**Objective a:**
Quote the passage of the VAT compliance guide between "Since VAT was" and "rules (incoterms matter)", inclusive.

**Document passage:**
━━━━━━━━━━

The Federal Tax Authority (FTA) frequently identifies recurring VAT non-compliances during audits. This guide outlines the most common issues, explains the applicable rules with examples, and provides practical steps organizations can take to ensure compliance.

Since VAT was introduced on 1 January 2018, VAT law, guidance and FTA activity have evolved rapidly. The FTA has issued numerous guides, public clarifications and private rulings and audit activity has increased. Small mistakes made early in the VAT regime can accumulate into large tax liabilities and penalties because VAT applies retrospectively from the start of the regime.

Quick Summary of the Most Frequent Non‑compliances

  • Incorrect treatment of transitional transactions (contracts entered before 1 Jan 2018 that extend into the VAT period)
  • Wrong classification of supplies (zero‑rated vs standard, or out‑of‑scope vs standard)
  • Misapplication of intra‑group, designated zone and mainland rules (incoterms matter)
  • Failure to recognize tax obligations based on legal ownership (disclosed vs undisclosed agency)
  • Poor documentation (missing exit certificates, incorrect invoice format, lack of supporting transport/shipping proof)
  • Reconciliation differences between financial statements and VAT returns

1. Transitional Provisions: Capture VAT on Contracts that Cross 2018

Article 80 of the Decree‑Law governs transitional transactions: any supply entered into before 1 January 2018 that continues into the VAT period must be assessed to determine the VAT due on the portion of the supply that falls inside the VAT period.

Common errors:

  • Failing to identify long‑term contracts (real estate, construction, projects) as transitional
  • Booking VAT incorrectly on the whole contract instead of apportioning the VAT‑able portion.

2. Incorrect Classification of Transactions

Classification errors are pervasive. VAT treatment depends on:

  • Type of supply (goods vs services)
  • Place of supply rules
  • Customer/residence status (resident vs non‑resident)
  • Contract terms (for cross‑border or designated zone movements)

Common misclassifications include:

  • Treating a supply as zero‑rated when it is standard‑rated (e.g. services related to goods located in the UAE provided to a non‑resident)

━━━━━━━━━━

Stored data
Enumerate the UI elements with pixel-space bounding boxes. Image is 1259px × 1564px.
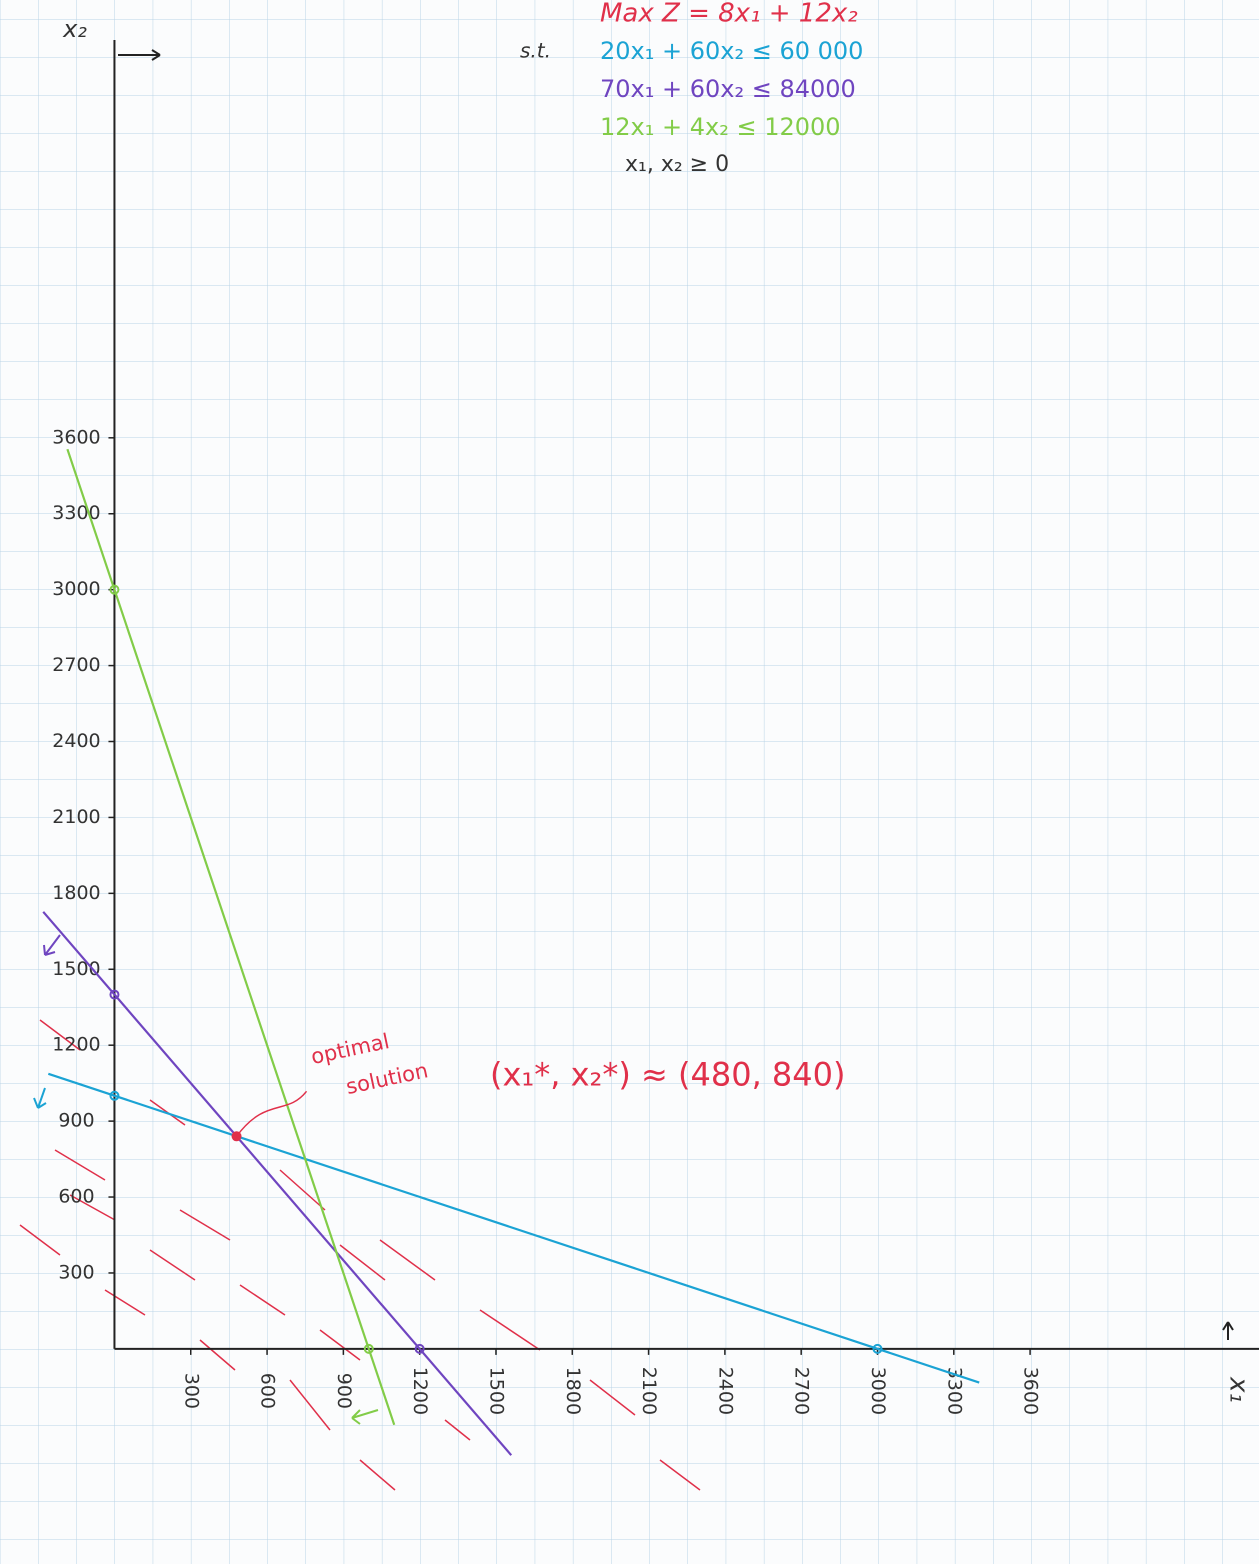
nonnegativity: x₁, x₂ ≥ 0 — [625, 152, 729, 177]
x-tick-label: 2700 — [791, 1367, 813, 1415]
x-tick-label: 2400 — [714, 1367, 736, 1415]
y-axis-label: x₂ — [62, 15, 87, 43]
y-tick-label: 1800 — [52, 882, 100, 904]
x-tick-label: 3000 — [867, 1367, 889, 1415]
y-tick-label: 2100 — [52, 806, 100, 828]
y-tick-label: 300 — [58, 1261, 94, 1283]
x-axis-label: x₁ — [1224, 1376, 1254, 1403]
optimal-value-label: (x₁*, x₂*) ≈ (480, 840) — [490, 1055, 845, 1093]
y-tick-label: 2400 — [52, 730, 100, 752]
y-tick-label: 3600 — [52, 426, 100, 448]
x-tick-label: 2100 — [638, 1367, 660, 1415]
x-tick-label: 900 — [333, 1373, 355, 1409]
constraints-label: s.t. — [520, 39, 551, 63]
x-tick-label: 3600 — [1020, 1367, 1042, 1415]
x-tick-label: 1800 — [562, 1367, 584, 1415]
y-tick-label: 900 — [58, 1110, 94, 1132]
y-tick-label: 2700 — [52, 654, 100, 676]
y-tick-label: 3000 — [52, 578, 100, 600]
x-tick-label: 1500 — [485, 1367, 507, 1415]
legend-entry: 12x₁ + 4x₂ ≤ 12000 — [600, 113, 841, 141]
legend-entry: 20x₁ + 60x₂ ≤ 60 000 — [600, 37, 863, 65]
y-tick-label: 3300 — [52, 502, 100, 524]
chart: Max Z = 8x₁ + 12x₂ s.t. x₁, x₂ ≥ 0 x₂ x₁… — [0, 0, 1259, 1564]
legend-entry: 70x₁ + 60x₂ ≤ 84000 — [600, 75, 856, 103]
title: Max Z = 8x₁ + 12x₂ — [600, 0, 858, 29]
x-tick-label: 600 — [257, 1373, 279, 1409]
y-tick-label: 600 — [58, 1186, 94, 1208]
x-tick-label: 300 — [180, 1373, 202, 1409]
x-tick-label: 1200 — [409, 1367, 431, 1415]
y-tick-label: 1200 — [52, 1034, 100, 1056]
graph-paper — [0, 0, 1259, 1564]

━━━━━━━━━━

**Objective b:**
From the rows above, print the lines between the one holding "nonnegativity: x₁, x₂" and the one holding "y-tick-label: 2100 — [52, 806, 100, 828]", inclusive.

**Full solution a:**
Since VAT was introduced on 1 January 2018, VAT law, guidance and FTA activity have evolved rapidly. The FTA has issued numerous guides, public clarifications and private rulings and audit activity has increased. Small mistakes made early in the VAT regime can accumulate into large tax liabilities and penalties because VAT applies retrospectively from the start of the regime.

Quick Summary of the Most Frequent Non‑compliances

  • Incorrect treatment of transitional transactions (contracts entered before 1 Jan 2018 that extend into the VAT period)
  • Wrong classification of supplies (zero‑rated vs standard, or out‑of‑scope vs standard)
  • Misapplication of intra‑group, designated zone and mainland rules (incoterms matter)

**Full solution b:**
nonnegativity: x₁, x₂ ≥ 0 — [625, 152, 729, 177]
x-tick-label: 2700 — [791, 1367, 813, 1415]
x-tick-label: 2400 — [714, 1367, 736, 1415]
y-axis-label: x₂ — [62, 15, 87, 43]
y-tick-label: 1800 — [52, 882, 100, 904]
x-tick-label: 3000 — [867, 1367, 889, 1415]
y-tick-label: 2100 — [52, 806, 100, 828]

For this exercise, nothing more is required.